- WHAT YOU HAVE TO DO: Give the listing again in full, exactly as written.

- DATA FOR PROCESSING:
____

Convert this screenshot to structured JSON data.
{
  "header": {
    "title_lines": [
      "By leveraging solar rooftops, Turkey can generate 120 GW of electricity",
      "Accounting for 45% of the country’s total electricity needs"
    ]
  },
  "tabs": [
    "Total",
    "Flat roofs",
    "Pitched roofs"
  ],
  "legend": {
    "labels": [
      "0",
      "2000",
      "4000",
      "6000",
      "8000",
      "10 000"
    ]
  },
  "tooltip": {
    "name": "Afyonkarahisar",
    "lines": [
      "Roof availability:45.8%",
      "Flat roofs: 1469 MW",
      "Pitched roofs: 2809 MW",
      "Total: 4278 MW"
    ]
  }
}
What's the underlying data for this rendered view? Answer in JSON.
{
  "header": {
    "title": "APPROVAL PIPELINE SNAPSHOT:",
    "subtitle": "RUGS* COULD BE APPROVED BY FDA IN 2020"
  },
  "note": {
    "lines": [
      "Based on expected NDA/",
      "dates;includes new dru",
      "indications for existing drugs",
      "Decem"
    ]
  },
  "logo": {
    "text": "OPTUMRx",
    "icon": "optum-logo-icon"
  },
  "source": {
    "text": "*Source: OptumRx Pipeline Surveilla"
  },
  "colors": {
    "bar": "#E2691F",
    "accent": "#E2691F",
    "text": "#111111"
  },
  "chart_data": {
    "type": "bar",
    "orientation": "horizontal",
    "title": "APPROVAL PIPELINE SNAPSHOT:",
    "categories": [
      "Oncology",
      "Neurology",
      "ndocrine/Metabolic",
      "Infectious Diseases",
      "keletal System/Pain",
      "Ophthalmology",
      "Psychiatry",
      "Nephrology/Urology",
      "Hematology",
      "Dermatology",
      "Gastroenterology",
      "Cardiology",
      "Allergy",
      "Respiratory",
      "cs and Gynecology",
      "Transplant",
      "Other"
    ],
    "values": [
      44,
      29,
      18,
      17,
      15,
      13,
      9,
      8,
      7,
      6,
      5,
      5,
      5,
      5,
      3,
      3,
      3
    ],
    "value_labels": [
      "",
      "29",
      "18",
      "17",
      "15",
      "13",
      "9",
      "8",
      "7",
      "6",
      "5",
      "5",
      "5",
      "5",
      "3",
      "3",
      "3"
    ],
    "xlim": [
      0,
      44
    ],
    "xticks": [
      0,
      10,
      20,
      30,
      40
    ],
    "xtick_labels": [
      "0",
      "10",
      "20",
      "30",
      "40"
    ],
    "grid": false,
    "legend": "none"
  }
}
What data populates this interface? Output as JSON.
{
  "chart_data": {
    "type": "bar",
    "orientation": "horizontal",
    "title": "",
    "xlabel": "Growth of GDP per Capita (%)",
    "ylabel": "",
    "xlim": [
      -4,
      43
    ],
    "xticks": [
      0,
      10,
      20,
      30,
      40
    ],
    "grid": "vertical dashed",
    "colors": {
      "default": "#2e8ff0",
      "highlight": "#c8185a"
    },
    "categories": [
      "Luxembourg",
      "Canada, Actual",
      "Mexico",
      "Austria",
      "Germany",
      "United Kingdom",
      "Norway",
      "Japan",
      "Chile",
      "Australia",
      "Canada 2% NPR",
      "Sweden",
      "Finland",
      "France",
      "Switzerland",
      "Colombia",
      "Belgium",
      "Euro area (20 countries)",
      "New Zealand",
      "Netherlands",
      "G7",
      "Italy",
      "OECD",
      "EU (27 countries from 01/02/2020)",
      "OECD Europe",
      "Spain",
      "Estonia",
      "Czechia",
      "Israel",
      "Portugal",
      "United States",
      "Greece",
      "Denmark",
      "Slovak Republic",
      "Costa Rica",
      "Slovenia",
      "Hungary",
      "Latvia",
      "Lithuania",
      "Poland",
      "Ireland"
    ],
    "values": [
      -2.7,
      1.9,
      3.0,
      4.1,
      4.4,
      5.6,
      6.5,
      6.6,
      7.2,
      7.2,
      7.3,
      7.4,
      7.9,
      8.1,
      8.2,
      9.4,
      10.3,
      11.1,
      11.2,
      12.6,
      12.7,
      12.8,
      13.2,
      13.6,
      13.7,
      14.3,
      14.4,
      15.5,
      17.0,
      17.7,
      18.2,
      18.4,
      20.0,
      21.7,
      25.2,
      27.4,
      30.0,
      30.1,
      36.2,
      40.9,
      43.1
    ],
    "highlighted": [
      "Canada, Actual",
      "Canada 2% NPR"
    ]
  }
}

____

- SOLUTION FOR THIS EXERCISE:
Convert this screenshot to structured JSON data.
{
  "header": {
    "title_lines": [
      "By leveraging solar rooftops, Turkey can generate 120 GW of electricity",
      "Accounting for 45% of the country’s total electricity needs"
    ]
  },
  "tabs": [
    "Total",
    "Flat roofs",
    "Pitched roofs"
  ],
  "legend": {
    "labels": [
      "0",
      "2000",
      "4000",
      "6000",
      "8000",
      "10 000"
    ]
  },
  "tooltip": {
    "name": "Afyonkarahisar",
    "lines": [
      "Roof availability:45.8%",
      "Flat roofs: 1469 MW",
      "Pitched roofs: 2809 MW",
      "Total: 4278 MW"
    ]
  }
}
What's the underlying data for this rendered view? Answer in JSON.
{
  "header": {
    "title": "APPROVAL PIPELINE SNAPSHOT:",
    "subtitle": "RUGS* COULD BE APPROVED BY FDA IN 2020"
  },
  "note": {
    "lines": [
      "Based on expected NDA/",
      "dates;includes new dru",
      "indications for existing drugs",
      "Decem"
    ]
  },
  "logo": {
    "text": "OPTUMRx",
    "icon": "optum-logo-icon"
  },
  "source": {
    "text": "*Source: OptumRx Pipeline Surveilla"
  },
  "colors": {
    "bar": "#E2691F",
    "accent": "#E2691F",
    "text": "#111111"
  },
  "chart_data": {
    "type": "bar",
    "orientation": "horizontal",
    "title": "APPROVAL PIPELINE SNAPSHOT:",
    "categories": [
      "Oncology",
      "Neurology",
      "ndocrine/Metabolic",
      "Infectious Diseases",
      "keletal System/Pain",
      "Ophthalmology",
      "Psychiatry",
      "Nephrology/Urology",
      "Hematology",
      "Dermatology",
      "Gastroenterology",
      "Cardiology",
      "Allergy",
      "Respiratory",
      "cs and Gynecology",
      "Transplant",
      "Other"
    ],
    "values": [
      44,
      29,
      18,
      17,
      15,
      13,
      9,
      8,
      7,
      6,
      5,
      5,
      5,
      5,
      3,
      3,
      3
    ],
    "value_labels": [
      "",
      "29",
      "18",
      "17",
      "15",
      "13",
      "9",
      "8",
      "7",
      "6",
      "5",
      "5",
      "5",
      "5",
      "3",
      "3",
      "3"
    ],
    "xlim": [
      0,
      44
    ],
    "xticks": [
      0,
      10,
      20,
      30,
      40
    ],
    "xtick_labels": [
      "0",
      "10",
      "20",
      "30",
      "40"
    ],
    "grid": false,
    "legend": "none"
  }
}
What data populates this interface? Output as JSON.
{
  "chart_data": {
    "type": "bar",
    "orientation": "horizontal",
    "title": "",
    "xlabel": "Growth of GDP per Capita (%)",
    "ylabel": "",
    "xlim": [
      -4,
      43
    ],
    "xticks": [
      0,
      10,
      20,
      30,
      40
    ],
    "grid": "vertical dashed",
    "colors": {
      "default": "#2e8ff0",
      "highlight": "#c8185a"
    },
    "categories": [
      "Luxembourg",
      "Canada, Actual",
      "Mexico",
      "Austria",
      "Germany",
      "United Kingdom",
      "Norway",
      "Japan",
      "Chile",
      "Australia",
      "Canada 2% NPR",
      "Sweden",
      "Finland",
      "France",
      "Switzerland",
      "Colombia",
      "Belgium",
      "Euro area (20 countries)",
      "New Zealand",
      "Netherlands",
      "G7",
      "Italy",
      "OECD",
      "EU (27 countries from 01/02/2020)",
      "OECD Europe",
      "Spain",
      "Estonia",
      "Czechia",
      "Israel",
      "Portugal",
      "United States",
      "Greece",
      "Denmark",
      "Slovak Republic",
      "Costa Rica",
      "Slovenia",
      "Hungary",
      "Latvia",
      "Lithuania",
      "Poland",
      "Ireland"
    ],
    "values": [
      -2.7,
      1.9,
      3.0,
      4.1,
      4.4,
      5.6,
      6.5,
      6.6,
      7.2,
      7.2,
      7.3,
      7.4,
      7.9,
      8.1,
      8.2,
      9.4,
      10.3,
      11.1,
      11.2,
      12.6,
      12.7,
      12.8,
      13.2,
      13.6,
      13.7,
      14.3,
      14.4,
      15.5,
      17.0,
      17.7,
      18.2,
      18.4,
      20.0,
      21.7,
      25.2,
      27.4,
      30.0,
      30.1,
      36.2,
      40.9,
      43.1
    ],
    "highlighted": [
      "Canada, Actual",
      "Canada 2% NPR"
    ]
  }
}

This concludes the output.